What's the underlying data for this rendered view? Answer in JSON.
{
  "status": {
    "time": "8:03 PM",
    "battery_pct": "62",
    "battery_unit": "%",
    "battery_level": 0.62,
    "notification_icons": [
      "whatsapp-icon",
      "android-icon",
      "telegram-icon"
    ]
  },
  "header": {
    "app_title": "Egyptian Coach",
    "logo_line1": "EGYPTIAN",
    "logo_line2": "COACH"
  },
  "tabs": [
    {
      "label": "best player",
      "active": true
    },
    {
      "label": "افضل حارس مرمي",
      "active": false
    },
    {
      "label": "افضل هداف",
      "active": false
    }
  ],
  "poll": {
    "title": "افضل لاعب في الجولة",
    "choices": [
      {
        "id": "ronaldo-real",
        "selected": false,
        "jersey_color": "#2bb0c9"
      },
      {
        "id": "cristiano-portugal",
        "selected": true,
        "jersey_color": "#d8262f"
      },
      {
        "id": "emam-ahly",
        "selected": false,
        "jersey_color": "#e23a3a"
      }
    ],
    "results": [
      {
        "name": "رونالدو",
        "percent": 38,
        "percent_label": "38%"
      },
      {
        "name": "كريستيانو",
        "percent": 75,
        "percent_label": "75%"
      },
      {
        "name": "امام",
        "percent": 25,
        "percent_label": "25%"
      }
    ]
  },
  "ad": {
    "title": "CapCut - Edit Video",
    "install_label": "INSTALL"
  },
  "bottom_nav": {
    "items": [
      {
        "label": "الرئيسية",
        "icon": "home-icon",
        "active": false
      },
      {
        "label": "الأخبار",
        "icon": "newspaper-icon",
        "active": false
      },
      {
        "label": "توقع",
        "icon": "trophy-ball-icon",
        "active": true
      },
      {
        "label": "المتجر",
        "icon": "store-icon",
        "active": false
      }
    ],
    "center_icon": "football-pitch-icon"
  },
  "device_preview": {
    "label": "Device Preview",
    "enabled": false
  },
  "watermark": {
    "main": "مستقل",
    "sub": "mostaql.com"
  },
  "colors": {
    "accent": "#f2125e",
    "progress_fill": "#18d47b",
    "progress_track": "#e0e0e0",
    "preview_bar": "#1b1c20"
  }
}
:::::
» Work to be completed: All entries shown above should be printed again exactly.

» Solution below:
What's the underlying data for this rendered view? Answer in JSON.
{
  "status": {
    "time": "8:03 PM",
    "battery_pct": "62",
    "battery_unit": "%",
    "battery_level": 0.62,
    "notification_icons": [
      "whatsapp-icon",
      "android-icon",
      "telegram-icon"
    ]
  },
  "header": {
    "app_title": "Egyptian Coach",
    "logo_line1": "EGYPTIAN",
    "logo_line2": "COACH"
  },
  "tabs": [
    {
      "label": "best player",
      "active": true
    },
    {
      "label": "افضل حارس مرمي",
      "active": false
    },
    {
      "label": "افضل هداف",
      "active": false
    }
  ],
  "poll": {
    "title": "افضل لاعب في الجولة",
    "choices": [
      {
        "id": "ronaldo-real",
        "selected": false,
        "jersey_color": "#2bb0c9"
      },
      {
        "id": "cristiano-portugal",
        "selected": true,
        "jersey_color": "#d8262f"
      },
      {
        "id": "emam-ahly",
        "selected": false,
        "jersey_color": "#e23a3a"
      }
    ],
    "results": [
      {
        "name": "رونالدو",
        "percent": 38,
        "percent_label": "38%"
      },
      {
        "name": "كريستيانو",
        "percent": 75,
        "percent_label": "75%"
      },
      {
        "name": "امام",
        "percent": 25,
        "percent_label": "25%"
      }
    ]
  },
  "ad": {
    "title": "CapCut - Edit Video",
    "install_label": "INSTALL"
  },
  "bottom_nav": {
    "items": [
      {
        "label": "الرئيسية",
        "icon": "home-icon",
        "active": false
      },
      {
        "label": "الأخبار",
        "icon": "newspaper-icon",
        "active": false
      },
      {
        "label": "توقع",
        "icon": "trophy-ball-icon",
        "active": true
      },
      {
        "label": "المتجر",
        "icon": "store-icon",
        "active": false
      }
    ],
    "center_icon": "football-pitch-icon"
  },
  "device_preview": {
    "label": "Device Preview",
    "enabled": false
  },
  "watermark": {
    "main": "مستقل",
    "sub": "mostaql.com"
  },
  "colors": {
    "accent": "#f2125e",
    "progress_fill": "#18d47b",
    "progress_track": "#e0e0e0",
    "preview_bar": "#1b1c20"
  }
}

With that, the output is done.